━━━━━ ВЫБРАННЫЙ ОТРЫВОК ━━━━━

В семье отца я появился, когда кончался нэп. Отца тогда одолевали мрачные предчувствия. Мои комсомольские восторги по поводу успехов первой пятилетки он встречал презрительной ухмылкой. Он как бы говорил: «Посмотрим, что из этого получится». К власти и наступившим порядкам относился с недоверием. Удивительно, но ему очень долго, до старости, удалось оставаться при своем деле, то кустарем-одиночкой, то кооперированным кустарем. С кем он кооперировался, оставалось загадкой, но была возможность легализовать приватную деятельность, и он ею пользовался, во всяком случае, «на них» он не работал. Как ему удавалось ладить с налоговиками, я не знал, но не помню, чтобы по этой части у него были неприятности. Репрессий он избежал, если не считать того, что ему пришлось провести несколько недель в подвале НКВД. К слухам, что «берут» ювелиров, зубных техников и бывших нэпманов в надежде выкачать из них золотишко, он отнесся легкомысленно. О кустарях в начале «восстановления социалистической законности» не говорили; «допровской корзинки» («Допр» – дом предварительного заключения) он не приготовил. И напрасно. Передач не принимали. Пришлось ему, бедняге, страдать в сыром подвале от обилия соленой пищи и недостатка воды. Таков был способ воздействия на тех, кто упорно не хотел поделиться и пожертвовать на строительство социализма: кормили селедкой не слабой соли и не давали воды. Отец вообще не любил расставаться с деньгами, даже в обмен на необходимое, а тут надо было отдать, ничего не получая взамен. В конце концов его выпустили. Не знаю, отдал ли он свое или что-то приобрели на стороне и он отдал, сделав вид, что «вспомнил» о своих сбережениях (такое нередко практиковали). В его рассказах о днях, проведенных в сыром подвале, лейтмотивом была здравая мысль, что лучше было бы потратить ценности в Торгсине[3]. Именно в то время появился знаменитый анекдот о Саррочке, утверждавшей, что «если нет денег, нечего затевать строительство социализма».

━━━━━

__ЗАДАЧИ ДЛЯ РЕШЕНИЯ__:
(A) Ответьте на вопросы по отрывку об отце:
(i) Когда, по словам автора, он появился в семье отца?
(ii) Сколько времени отец провел в подвале НКВД?
(iii) На что, по мысли отца, лучше было бы потратить ценности?
(B) Кого, согласно слухам из отрывка об отце, «берут» в надежде выкачать золотишко? Назовите всех.
Строки для этой работы не понадобятся.

━━━━━ НАБОР СТРОК ━━━━━

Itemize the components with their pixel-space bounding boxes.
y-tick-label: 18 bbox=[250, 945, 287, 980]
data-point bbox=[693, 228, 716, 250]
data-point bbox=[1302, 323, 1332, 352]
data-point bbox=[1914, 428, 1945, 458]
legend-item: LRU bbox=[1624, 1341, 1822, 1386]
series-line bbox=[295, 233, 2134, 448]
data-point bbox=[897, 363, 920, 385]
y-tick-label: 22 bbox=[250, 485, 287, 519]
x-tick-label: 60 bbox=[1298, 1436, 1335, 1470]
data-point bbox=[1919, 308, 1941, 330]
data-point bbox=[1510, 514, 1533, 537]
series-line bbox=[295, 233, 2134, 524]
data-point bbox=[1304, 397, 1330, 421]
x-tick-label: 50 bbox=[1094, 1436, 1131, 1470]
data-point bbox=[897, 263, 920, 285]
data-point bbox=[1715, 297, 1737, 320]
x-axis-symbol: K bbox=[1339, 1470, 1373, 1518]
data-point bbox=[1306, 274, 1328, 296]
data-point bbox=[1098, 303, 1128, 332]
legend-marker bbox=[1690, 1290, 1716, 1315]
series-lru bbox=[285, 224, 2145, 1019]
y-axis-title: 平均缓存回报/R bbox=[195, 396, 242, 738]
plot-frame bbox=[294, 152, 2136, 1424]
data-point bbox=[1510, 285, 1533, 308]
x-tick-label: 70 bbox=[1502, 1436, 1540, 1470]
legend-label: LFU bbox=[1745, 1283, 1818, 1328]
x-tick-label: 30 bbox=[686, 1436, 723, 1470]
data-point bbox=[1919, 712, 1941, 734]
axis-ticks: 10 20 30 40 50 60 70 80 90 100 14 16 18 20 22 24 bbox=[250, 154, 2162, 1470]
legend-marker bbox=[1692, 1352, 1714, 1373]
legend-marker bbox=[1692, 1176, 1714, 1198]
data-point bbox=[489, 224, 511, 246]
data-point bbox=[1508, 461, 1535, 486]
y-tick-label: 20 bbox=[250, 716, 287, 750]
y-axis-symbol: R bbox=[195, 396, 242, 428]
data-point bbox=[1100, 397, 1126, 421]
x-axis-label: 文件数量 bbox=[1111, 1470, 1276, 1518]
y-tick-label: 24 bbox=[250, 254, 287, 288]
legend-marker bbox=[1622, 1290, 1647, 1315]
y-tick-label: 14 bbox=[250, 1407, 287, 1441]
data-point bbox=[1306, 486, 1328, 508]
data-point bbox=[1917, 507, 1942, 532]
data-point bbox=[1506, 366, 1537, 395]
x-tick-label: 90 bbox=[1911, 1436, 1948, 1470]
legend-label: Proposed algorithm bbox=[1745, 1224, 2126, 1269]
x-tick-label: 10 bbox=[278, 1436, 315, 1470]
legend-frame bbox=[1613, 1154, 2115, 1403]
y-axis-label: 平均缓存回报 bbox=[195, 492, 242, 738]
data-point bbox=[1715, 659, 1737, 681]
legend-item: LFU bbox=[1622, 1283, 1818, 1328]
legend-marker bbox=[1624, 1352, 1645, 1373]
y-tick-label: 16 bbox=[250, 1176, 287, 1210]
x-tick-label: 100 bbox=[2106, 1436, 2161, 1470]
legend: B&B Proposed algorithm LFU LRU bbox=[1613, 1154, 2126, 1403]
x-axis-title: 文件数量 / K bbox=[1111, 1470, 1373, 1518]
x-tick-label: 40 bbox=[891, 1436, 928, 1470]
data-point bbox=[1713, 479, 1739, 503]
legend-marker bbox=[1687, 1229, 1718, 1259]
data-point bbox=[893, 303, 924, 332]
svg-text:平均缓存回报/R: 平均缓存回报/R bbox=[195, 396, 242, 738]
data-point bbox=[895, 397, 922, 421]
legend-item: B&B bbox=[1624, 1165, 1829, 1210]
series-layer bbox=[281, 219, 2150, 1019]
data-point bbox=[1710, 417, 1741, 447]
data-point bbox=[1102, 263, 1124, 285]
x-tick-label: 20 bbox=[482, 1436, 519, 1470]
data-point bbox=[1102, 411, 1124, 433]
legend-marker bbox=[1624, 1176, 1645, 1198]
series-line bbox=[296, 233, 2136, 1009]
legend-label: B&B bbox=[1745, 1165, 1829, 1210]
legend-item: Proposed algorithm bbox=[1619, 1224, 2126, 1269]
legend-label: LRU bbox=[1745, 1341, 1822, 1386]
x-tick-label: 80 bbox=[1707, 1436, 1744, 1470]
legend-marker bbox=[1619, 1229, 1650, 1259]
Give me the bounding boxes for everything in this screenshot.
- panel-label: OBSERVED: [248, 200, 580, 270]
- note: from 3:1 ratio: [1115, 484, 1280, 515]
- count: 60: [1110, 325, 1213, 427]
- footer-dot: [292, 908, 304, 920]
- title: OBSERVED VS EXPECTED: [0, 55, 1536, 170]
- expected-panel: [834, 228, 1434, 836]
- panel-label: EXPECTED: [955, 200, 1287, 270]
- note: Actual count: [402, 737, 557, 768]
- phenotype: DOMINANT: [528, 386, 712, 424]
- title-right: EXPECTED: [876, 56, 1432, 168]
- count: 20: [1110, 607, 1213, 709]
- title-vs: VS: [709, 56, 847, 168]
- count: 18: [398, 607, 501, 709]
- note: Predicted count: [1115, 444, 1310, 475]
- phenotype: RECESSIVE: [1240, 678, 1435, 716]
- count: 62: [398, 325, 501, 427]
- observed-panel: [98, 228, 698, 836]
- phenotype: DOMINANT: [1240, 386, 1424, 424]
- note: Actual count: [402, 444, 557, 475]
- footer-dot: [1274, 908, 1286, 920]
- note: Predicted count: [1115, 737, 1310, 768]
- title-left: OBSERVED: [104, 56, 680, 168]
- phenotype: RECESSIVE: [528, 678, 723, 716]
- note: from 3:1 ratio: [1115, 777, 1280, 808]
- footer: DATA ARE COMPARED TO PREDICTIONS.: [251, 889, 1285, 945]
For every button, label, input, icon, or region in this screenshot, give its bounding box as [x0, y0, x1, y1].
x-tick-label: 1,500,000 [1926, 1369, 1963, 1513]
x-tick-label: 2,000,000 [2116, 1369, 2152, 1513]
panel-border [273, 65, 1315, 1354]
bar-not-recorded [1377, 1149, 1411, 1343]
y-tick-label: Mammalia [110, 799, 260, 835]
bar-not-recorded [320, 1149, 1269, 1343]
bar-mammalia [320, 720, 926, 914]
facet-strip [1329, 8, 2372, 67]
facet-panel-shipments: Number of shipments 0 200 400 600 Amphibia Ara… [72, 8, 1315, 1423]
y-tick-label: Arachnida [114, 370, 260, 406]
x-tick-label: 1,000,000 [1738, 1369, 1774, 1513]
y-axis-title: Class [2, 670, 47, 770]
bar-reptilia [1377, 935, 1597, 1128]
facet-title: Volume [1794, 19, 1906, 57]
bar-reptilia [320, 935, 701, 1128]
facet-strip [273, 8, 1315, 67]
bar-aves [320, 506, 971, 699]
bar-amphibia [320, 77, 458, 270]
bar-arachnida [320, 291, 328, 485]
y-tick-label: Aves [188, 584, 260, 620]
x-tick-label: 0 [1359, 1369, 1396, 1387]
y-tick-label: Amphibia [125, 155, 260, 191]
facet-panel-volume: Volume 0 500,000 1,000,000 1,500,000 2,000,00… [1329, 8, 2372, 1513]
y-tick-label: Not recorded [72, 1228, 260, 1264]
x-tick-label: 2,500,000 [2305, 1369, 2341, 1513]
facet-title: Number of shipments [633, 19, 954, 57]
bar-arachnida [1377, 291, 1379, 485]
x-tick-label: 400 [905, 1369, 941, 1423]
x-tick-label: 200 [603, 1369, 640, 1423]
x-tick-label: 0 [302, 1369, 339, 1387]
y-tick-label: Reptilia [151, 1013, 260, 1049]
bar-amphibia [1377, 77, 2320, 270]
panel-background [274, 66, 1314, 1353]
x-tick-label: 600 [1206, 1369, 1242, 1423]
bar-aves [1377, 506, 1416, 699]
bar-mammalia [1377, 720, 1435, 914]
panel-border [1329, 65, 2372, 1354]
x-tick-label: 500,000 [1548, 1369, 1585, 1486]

━━━━━

__РЕШЁННЫЕ ЗАДАЧИ__:
(A)
(i) Когда кончался нэп.
(ii) Несколько недель.
(iii) На покупки в Торгсине.

(B) Ювелиров, зубных техников и бывших нэпманов.